▸ Aim of the exercise:
Work out the number of lines with "this" in them. Reply with that number and no other words.

▸ Data rows:

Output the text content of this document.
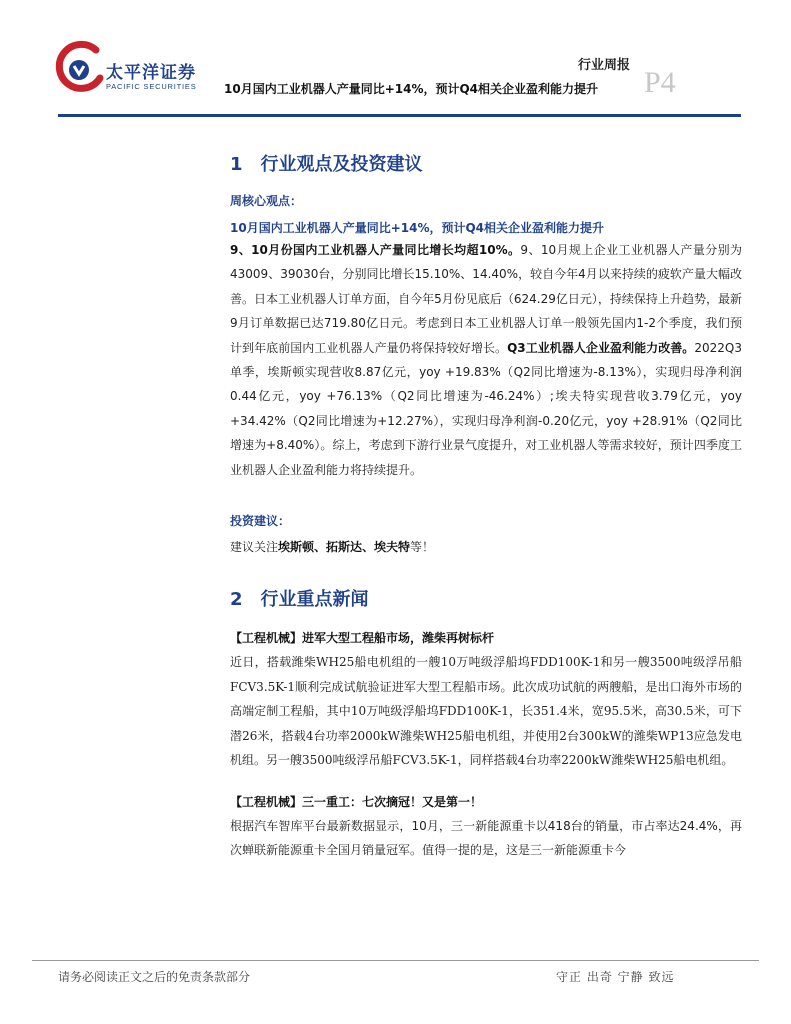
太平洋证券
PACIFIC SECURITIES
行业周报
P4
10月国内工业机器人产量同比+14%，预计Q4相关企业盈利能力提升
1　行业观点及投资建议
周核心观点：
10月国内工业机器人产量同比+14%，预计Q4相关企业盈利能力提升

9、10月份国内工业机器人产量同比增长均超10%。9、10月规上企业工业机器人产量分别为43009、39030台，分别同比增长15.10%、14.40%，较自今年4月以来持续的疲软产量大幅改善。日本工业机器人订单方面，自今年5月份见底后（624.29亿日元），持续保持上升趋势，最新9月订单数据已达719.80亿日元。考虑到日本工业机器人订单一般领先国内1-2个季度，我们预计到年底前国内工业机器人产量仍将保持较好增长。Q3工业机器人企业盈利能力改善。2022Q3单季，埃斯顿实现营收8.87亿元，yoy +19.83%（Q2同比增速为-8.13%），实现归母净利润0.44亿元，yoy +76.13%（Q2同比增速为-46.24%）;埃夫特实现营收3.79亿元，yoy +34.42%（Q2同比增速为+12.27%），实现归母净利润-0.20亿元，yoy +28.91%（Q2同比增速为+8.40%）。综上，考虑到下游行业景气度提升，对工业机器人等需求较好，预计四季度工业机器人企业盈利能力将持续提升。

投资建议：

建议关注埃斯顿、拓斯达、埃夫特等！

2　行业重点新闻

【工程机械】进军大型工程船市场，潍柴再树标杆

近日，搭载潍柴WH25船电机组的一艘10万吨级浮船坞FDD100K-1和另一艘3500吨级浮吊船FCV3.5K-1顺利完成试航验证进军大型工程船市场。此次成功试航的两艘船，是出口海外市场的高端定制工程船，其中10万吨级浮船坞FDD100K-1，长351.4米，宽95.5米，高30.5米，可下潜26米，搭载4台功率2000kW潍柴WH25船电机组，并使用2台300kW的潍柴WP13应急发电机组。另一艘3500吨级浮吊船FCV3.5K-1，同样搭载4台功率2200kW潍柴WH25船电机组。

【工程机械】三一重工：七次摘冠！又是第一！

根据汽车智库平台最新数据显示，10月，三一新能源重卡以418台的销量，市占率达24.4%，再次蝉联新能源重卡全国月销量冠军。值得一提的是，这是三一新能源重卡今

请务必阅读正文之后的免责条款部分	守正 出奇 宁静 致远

--

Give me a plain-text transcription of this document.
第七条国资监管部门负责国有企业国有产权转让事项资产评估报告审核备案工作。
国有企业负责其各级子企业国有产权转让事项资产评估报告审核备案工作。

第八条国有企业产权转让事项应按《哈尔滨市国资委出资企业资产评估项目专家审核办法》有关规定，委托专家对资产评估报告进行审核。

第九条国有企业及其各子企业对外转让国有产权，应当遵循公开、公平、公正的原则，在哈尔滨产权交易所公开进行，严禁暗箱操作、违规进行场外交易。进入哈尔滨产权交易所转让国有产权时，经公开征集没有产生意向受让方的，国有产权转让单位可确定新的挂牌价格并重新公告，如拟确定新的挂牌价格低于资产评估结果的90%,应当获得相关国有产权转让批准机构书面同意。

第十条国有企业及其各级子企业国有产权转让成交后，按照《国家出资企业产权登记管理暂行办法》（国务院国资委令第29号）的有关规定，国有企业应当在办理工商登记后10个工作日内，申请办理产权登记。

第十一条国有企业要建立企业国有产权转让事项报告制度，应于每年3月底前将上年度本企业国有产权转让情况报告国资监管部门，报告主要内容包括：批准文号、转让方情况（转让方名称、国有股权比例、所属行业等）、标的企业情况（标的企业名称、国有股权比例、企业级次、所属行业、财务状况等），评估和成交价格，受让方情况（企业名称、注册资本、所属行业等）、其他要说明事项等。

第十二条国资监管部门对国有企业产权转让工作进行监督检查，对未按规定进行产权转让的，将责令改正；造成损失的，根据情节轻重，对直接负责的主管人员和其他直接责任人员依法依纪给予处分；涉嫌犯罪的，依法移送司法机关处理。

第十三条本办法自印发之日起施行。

▸ Final answer:
2